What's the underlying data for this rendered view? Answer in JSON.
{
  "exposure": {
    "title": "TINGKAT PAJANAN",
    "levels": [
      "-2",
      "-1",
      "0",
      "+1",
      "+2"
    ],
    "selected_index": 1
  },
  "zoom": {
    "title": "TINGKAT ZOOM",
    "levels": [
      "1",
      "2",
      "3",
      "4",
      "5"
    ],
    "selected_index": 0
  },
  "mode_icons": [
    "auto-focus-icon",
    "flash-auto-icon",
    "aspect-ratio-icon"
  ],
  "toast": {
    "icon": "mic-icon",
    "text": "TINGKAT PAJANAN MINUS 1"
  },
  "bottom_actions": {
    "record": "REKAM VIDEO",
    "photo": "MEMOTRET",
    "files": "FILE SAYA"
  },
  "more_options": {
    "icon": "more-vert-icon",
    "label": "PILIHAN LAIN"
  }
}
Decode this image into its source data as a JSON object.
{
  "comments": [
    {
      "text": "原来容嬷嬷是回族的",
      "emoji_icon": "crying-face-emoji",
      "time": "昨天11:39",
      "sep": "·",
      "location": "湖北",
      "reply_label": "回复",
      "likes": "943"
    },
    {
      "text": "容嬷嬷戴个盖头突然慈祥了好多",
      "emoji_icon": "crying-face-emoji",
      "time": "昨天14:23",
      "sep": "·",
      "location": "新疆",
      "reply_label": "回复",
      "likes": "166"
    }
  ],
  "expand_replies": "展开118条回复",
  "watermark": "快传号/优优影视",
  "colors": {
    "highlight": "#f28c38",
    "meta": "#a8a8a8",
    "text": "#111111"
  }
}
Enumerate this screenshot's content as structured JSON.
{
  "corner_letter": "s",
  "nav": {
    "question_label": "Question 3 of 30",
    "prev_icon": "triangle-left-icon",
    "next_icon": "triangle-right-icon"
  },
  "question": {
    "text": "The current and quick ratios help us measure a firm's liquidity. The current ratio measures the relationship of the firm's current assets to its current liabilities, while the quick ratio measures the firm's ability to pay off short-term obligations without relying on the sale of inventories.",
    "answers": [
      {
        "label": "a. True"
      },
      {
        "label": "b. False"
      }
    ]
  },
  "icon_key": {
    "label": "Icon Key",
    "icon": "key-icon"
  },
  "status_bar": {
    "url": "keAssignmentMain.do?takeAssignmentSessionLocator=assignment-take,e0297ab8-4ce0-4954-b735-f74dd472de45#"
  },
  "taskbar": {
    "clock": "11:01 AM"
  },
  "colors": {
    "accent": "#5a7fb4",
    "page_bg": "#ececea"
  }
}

:: Exercise description ::
Track down every line of the material containing the string "triangle", and copy it.

:: Written solution ::
    "prev_icon": "triangle-left-icon",
    "next_icon": "triangle-right-icon"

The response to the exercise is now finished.